_Directive_
Retype the records that come next, word for word.

[Entries from a dataset]

......

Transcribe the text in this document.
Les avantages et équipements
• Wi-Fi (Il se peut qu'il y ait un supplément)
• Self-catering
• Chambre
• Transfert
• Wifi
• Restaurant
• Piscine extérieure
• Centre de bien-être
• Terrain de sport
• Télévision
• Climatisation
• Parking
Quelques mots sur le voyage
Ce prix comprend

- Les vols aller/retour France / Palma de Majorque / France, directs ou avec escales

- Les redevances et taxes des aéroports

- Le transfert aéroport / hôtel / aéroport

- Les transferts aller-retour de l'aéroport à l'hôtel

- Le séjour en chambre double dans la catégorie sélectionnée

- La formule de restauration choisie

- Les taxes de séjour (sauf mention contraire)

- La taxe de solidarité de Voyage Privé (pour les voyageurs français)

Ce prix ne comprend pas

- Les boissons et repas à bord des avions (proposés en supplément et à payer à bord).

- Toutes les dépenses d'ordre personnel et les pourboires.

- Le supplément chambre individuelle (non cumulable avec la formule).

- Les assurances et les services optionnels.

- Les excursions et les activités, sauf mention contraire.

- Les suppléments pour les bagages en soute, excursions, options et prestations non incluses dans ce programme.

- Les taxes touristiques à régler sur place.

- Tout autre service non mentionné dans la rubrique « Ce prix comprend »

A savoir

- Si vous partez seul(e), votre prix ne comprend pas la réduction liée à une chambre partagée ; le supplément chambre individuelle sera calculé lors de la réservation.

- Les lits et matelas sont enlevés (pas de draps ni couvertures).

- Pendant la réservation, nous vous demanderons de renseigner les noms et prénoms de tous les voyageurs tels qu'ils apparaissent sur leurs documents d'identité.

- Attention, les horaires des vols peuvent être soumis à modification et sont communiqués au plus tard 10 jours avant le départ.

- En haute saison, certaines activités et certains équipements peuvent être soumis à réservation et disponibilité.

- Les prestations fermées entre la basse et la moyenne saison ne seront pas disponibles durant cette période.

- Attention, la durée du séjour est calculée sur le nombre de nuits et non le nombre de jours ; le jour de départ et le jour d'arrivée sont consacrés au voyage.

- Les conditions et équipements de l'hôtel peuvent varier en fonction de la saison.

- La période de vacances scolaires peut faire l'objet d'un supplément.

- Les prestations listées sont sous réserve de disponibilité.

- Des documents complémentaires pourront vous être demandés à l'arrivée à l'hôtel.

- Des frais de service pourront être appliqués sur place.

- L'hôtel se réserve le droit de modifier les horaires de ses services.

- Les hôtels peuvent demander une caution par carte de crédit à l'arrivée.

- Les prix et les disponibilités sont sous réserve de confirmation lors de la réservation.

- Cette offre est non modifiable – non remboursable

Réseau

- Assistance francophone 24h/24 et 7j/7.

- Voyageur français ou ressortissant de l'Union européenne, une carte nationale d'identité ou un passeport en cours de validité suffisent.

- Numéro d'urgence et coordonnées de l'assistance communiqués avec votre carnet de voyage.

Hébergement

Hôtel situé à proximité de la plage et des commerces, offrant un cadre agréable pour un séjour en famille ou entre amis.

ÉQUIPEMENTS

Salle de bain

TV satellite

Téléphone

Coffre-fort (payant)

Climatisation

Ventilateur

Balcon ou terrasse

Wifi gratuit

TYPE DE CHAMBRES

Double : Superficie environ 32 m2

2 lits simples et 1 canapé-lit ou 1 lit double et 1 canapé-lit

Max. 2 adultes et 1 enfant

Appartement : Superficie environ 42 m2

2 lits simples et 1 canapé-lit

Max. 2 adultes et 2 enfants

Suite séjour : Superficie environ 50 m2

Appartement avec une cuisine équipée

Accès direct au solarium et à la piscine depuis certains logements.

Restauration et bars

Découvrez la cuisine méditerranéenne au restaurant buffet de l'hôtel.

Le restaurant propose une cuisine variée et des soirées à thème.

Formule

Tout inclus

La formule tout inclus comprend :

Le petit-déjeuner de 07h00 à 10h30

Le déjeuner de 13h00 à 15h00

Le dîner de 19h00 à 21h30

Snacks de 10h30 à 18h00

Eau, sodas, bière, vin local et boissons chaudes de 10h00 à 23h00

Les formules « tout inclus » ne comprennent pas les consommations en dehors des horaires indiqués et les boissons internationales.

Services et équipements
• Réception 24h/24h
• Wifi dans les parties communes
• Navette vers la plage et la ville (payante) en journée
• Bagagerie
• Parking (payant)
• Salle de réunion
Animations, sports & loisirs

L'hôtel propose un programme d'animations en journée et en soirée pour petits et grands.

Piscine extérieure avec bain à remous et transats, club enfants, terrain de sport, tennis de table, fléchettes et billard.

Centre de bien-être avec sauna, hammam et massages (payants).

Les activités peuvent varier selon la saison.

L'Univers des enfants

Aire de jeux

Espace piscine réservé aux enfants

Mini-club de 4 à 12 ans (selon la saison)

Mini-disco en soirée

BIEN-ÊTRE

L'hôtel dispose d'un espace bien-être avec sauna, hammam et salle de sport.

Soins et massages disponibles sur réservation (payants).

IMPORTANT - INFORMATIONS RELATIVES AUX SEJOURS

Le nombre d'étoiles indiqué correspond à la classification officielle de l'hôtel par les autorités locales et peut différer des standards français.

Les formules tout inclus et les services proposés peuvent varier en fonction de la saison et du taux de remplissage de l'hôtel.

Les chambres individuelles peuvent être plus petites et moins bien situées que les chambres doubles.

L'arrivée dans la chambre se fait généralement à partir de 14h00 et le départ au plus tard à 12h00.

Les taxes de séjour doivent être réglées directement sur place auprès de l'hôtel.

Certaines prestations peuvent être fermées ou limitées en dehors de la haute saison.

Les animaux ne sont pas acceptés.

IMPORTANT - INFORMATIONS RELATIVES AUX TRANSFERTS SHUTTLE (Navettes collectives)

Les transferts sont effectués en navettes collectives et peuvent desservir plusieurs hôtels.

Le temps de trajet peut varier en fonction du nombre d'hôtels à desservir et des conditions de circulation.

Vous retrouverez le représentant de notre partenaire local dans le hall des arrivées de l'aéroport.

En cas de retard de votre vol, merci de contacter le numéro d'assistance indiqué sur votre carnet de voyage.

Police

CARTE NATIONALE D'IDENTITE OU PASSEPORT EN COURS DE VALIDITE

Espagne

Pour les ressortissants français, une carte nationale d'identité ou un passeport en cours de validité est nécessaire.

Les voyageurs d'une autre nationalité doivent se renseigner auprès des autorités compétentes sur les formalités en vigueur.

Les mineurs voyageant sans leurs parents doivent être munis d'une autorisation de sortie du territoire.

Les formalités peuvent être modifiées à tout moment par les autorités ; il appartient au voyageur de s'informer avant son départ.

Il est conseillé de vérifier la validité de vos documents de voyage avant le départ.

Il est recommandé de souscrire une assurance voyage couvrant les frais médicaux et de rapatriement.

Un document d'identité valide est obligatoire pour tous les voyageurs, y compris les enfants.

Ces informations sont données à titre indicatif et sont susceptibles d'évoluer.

......

_Exercise solution_
Transcribe the text in this document.
Les avantages et équipements
• Wi-Fi (Il se peut qu'il y ait un supplément)
• Self-catering
• Chambre
• Transfert
• Wifi
• Restaurant
• Piscine extérieure
• Centre de bien-être
• Terrain de sport
• Télévision
• Climatisation
• Parking
Quelques mots sur le voyage
Ce prix comprend

- Les vols aller/retour France / Palma de Majorque / France, directs ou avec escales

- Les redevances et taxes des aéroports

- Le transfert aéroport / hôtel / aéroport

- Les transferts aller-retour de l'aéroport à l'hôtel

- Le séjour en chambre double dans la catégorie sélectionnée

- La formule de restauration choisie

- Les taxes de séjour (sauf mention contraire)

- La taxe de solidarité de Voyage Privé (pour les voyageurs français)

Ce prix ne comprend pas

- Les boissons et repas à bord des avions (proposés en supplément et à payer à bord).

- Toutes les dépenses d'ordre personnel et les pourboires.

- Le supplément chambre individuelle (non cumulable avec la formule).

- Les assurances et les services optionnels.

- Les excursions et les activités, sauf mention contraire.

- Les suppléments pour les bagages en soute, excursions, options et prestations non incluses dans ce programme.

- Les taxes touristiques à régler sur place.

- Tout autre service non mentionné dans la rubrique « Ce prix comprend »

A savoir

- Si vous partez seul(e), votre prix ne comprend pas la réduction liée à une chambre partagée ; le supplément chambre individuelle sera calculé lors de la réservation.

- Les lits et matelas sont enlevés (pas de draps ni couvertures).

- Pendant la réservation, nous vous demanderons de renseigner les noms et prénoms de tous les voyageurs tels qu'ils apparaissent sur leurs documents d'identité.

- Attention, les horaires des vols peuvent être soumis à modification et sont communiqués au plus tard 10 jours avant le départ.

- En haute saison, certaines activités et certains équipements peuvent être soumis à réservation et disponibilité.

- Les prestations fermées entre la basse et la moyenne saison ne seront pas disponibles durant cette période.

- Attention, la durée du séjour est calculée sur le nombre de nuits et non le nombre de jours ; le jour de départ et le jour d'arrivée sont consacrés au voyage.

- Les conditions et équipements de l'hôtel peuvent varier en fonction de la saison.

- La période de vacances scolaires peut faire l'objet d'un supplément.

- Les prestations listées sont sous réserve de disponibilité.

- Des documents complémentaires pourront vous être demandés à l'arrivée à l'hôtel.

- Des frais de service pourront être appliqués sur place.

- L'hôtel se réserve le droit de modifier les horaires de ses services.

- Les hôtels peuvent demander une caution par carte de crédit à l'arrivée.

- Les prix et les disponibilités sont sous réserve de confirmation lors de la réservation.

- Cette offre est non modifiable – non remboursable

Réseau

- Assistance francophone 24h/24 et 7j/7.

- Voyageur français ou ressortissant de l'Union européenne, une carte nationale d'identité ou un passeport en cours de validité suffisent.

- Numéro d'urgence et coordonnées de l'assistance communiqués avec votre carnet de voyage.

Hébergement

Hôtel situé à proximité de la plage et des commerces, offrant un cadre agréable pour un séjour en famille ou entre amis.

ÉQUIPEMENTS

Salle de bain

TV satellite

Téléphone

Coffre-fort (payant)

Climatisation

Ventilateur

Balcon ou terrasse

Wifi gratuit

TYPE DE CHAMBRES

Double : Superficie environ 32 m2

2 lits simples et 1 canapé-lit ou 1 lit double et 1 canapé-lit

Max. 2 adultes et 1 enfant

Appartement : Superficie environ 42 m2

2 lits simples et 1 canapé-lit

Max. 2 adultes et 2 enfants

Suite séjour : Superficie environ 50 m2

Appartement avec une cuisine équipée

Accès direct au solarium et à la piscine depuis certains logements.

Restauration et bars

Découvrez la cuisine méditerranéenne au restaurant buffet de l'hôtel.

Le restaurant propose une cuisine variée et des soirées à thème.

Formule

Tout inclus

La formule tout inclus comprend :

Le petit-déjeuner de 07h00 à 10h30

Le déjeuner de 13h00 à 15h00

Le dîner de 19h00 à 21h30

Snacks de 10h30 à 18h00

Eau, sodas, bière, vin local et boissons chaudes de 10h00 à 23h00

Les formules « tout inclus » ne comprennent pas les consommations en dehors des horaires indiqués et les boissons internationales.

Services et équipements
• Réception 24h/24h
• Wifi dans les parties communes
• Navette vers la plage et la ville (payante) en journée
• Bagagerie
• Parking (payant)
• Salle de réunion
Animations, sports & loisirs

L'hôtel propose un programme d'animations en journée et en soirée pour petits et grands.

Piscine extérieure avec bain à remous et transats, club enfants, terrain de sport, tennis de table, fléchettes et billard.

Centre de bien-être avec sauna, hammam et massages (payants).

Les activités peuvent varier selon la saison.

L'Univers des enfants

Aire de jeux

Espace piscine réservé aux enfants

Mini-club de 4 à 12 ans (selon la saison)

Mini-disco en soirée

BIEN-ÊTRE

L'hôtel dispose d'un espace bien-être avec sauna, hammam et salle de sport.

Soins et massages disponibles sur réservation (payants).

IMPORTANT - INFORMATIONS RELATIVES AUX SEJOURS

Le nombre d'étoiles indiqué correspond à la classification officielle de l'hôtel par les autorités locales et peut différer des standards français.

Les formules tout inclus et les services proposés peuvent varier en fonction de la saison et du taux de remplissage de l'hôtel.

Les chambres individuelles peuvent être plus petites et moins bien situées que les chambres doubles.

L'arrivée dans la chambre se fait généralement à partir de 14h00 et le départ au plus tard à 12h00.

Les taxes de séjour doivent être réglées directement sur place auprès de l'hôtel.

Certaines prestations peuvent être fermées ou limitées en dehors de la haute saison.

Les animaux ne sont pas acceptés.

IMPORTANT - INFORMATIONS RELATIVES AUX TRANSFERTS SHUTTLE (Navettes collectives)

Les transferts sont effectués en navettes collectives et peuvent desservir plusieurs hôtels.

Le temps de trajet peut varier en fonction du nombre d'hôtels à desservir et des conditions de circulation.

Vous retrouverez le représentant de notre partenaire local dans le hall des arrivées de l'aéroport.

En cas de retard de votre vol, merci de contacter le numéro d'assistance indiqué sur votre carnet de voyage.

Police

CARTE NATIONALE D'IDENTITE OU PASSEPORT EN COURS DE VALIDITE

Espagne

Pour les ressortissants français, une carte nationale d'identité ou un passeport en cours de validité est nécessaire.

Les voyageurs d'une autre nationalité doivent se renseigner auprès des autorités compétentes sur les formalités en vigueur.

Les mineurs voyageant sans leurs parents doivent être munis d'une autorisation de sortie du territoire.

Les formalités peuvent être modifiées à tout moment par les autorités ; il appartient au voyageur de s'informer avant son départ.

Il est conseillé de vérifier la validité de vos documents de voyage avant le départ.

Il est recommandé de souscrire une assurance voyage couvrant les frais médicaux et de rapatriement.

Un document d'identité valide est obligatoire pour tous les voyageurs, y compris les enfants.

Ces informations sont données à titre indicatif et sont susceptibles d'évoluer.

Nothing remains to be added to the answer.